Instruction
Your task is to copy each line that has the word "data".
::: Entries supplied :::
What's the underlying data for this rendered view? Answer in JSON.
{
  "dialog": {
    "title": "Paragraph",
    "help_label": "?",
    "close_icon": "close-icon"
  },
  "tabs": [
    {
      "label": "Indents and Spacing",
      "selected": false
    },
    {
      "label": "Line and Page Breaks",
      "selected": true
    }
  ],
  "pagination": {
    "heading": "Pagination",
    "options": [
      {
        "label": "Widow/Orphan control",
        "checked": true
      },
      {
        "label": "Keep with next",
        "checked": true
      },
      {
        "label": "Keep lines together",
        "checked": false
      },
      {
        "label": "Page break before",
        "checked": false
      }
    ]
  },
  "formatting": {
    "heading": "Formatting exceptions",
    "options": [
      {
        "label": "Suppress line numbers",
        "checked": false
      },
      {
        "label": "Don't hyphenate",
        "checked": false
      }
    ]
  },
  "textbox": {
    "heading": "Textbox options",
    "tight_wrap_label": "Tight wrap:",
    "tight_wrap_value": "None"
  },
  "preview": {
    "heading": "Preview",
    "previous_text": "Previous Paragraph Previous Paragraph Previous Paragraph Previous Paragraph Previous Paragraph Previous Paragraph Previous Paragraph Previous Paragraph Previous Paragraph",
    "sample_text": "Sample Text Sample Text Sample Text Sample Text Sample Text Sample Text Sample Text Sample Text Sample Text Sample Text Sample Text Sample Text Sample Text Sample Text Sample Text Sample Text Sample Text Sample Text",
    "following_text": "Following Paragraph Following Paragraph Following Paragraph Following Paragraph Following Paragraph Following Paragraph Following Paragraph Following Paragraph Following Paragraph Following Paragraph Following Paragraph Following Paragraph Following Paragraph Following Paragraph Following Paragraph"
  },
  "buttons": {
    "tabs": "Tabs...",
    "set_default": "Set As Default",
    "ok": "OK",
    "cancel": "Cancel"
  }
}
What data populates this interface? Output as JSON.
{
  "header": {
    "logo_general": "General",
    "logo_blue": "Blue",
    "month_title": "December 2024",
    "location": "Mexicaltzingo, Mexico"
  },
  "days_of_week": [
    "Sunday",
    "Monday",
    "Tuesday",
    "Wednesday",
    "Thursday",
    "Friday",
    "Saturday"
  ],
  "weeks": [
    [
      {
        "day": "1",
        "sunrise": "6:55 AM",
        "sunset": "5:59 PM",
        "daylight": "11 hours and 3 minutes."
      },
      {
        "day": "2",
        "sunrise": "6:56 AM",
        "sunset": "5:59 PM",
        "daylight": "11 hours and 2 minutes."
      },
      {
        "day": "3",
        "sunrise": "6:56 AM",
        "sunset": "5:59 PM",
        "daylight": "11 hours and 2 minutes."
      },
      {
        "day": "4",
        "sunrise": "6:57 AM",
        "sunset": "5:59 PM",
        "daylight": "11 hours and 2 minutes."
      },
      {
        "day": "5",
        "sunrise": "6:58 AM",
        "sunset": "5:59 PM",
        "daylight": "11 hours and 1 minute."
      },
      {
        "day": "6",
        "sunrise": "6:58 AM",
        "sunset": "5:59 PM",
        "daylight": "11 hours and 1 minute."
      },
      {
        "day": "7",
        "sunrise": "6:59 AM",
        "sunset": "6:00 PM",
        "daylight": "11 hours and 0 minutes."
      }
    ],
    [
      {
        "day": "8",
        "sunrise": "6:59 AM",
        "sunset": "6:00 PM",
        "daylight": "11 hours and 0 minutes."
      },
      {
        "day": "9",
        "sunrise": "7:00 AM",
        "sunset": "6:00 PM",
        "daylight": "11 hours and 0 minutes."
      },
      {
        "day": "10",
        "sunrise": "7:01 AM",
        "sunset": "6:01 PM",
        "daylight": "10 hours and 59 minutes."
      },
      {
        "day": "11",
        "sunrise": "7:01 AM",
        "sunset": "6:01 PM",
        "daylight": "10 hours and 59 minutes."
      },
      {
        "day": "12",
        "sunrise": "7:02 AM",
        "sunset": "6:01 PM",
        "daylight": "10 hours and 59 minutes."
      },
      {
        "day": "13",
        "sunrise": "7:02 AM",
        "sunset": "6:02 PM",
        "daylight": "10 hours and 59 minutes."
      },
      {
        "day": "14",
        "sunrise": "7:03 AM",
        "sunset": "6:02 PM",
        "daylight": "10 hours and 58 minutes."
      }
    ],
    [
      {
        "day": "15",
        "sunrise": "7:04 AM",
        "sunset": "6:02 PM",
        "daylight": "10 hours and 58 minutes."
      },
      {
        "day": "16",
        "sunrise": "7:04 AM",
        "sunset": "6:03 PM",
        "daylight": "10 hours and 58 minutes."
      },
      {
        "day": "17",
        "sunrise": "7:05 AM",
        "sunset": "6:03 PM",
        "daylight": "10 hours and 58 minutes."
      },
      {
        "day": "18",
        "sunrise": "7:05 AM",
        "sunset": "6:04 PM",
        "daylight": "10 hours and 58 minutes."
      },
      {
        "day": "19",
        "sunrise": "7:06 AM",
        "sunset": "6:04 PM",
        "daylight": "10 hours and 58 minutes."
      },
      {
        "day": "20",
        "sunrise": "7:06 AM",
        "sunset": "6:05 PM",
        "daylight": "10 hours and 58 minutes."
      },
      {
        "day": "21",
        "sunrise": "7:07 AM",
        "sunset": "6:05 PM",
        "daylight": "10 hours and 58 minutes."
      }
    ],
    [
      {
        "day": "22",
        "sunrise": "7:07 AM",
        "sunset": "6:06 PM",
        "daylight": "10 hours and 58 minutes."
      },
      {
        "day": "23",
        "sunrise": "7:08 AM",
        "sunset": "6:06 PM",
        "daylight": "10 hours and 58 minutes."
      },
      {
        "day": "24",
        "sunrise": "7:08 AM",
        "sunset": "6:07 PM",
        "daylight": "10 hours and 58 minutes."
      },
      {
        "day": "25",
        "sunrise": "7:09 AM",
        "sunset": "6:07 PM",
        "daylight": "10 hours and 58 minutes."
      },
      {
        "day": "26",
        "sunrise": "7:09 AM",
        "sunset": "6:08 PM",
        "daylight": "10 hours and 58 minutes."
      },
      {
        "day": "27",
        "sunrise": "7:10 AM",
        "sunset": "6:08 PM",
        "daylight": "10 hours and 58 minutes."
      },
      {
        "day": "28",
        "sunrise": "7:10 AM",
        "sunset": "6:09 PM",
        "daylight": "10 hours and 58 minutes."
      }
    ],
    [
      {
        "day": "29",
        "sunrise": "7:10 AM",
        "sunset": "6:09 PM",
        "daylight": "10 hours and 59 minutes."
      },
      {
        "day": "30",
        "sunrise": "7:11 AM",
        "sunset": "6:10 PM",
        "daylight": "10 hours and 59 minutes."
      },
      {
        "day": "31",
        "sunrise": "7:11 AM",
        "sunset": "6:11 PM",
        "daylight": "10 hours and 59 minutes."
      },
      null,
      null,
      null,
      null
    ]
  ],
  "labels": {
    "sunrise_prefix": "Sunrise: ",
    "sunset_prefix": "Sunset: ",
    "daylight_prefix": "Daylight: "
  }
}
:::
Reply
What's the underlying data for this rendered view? Answer in JSON.
What data populates this interface? Output as JSON.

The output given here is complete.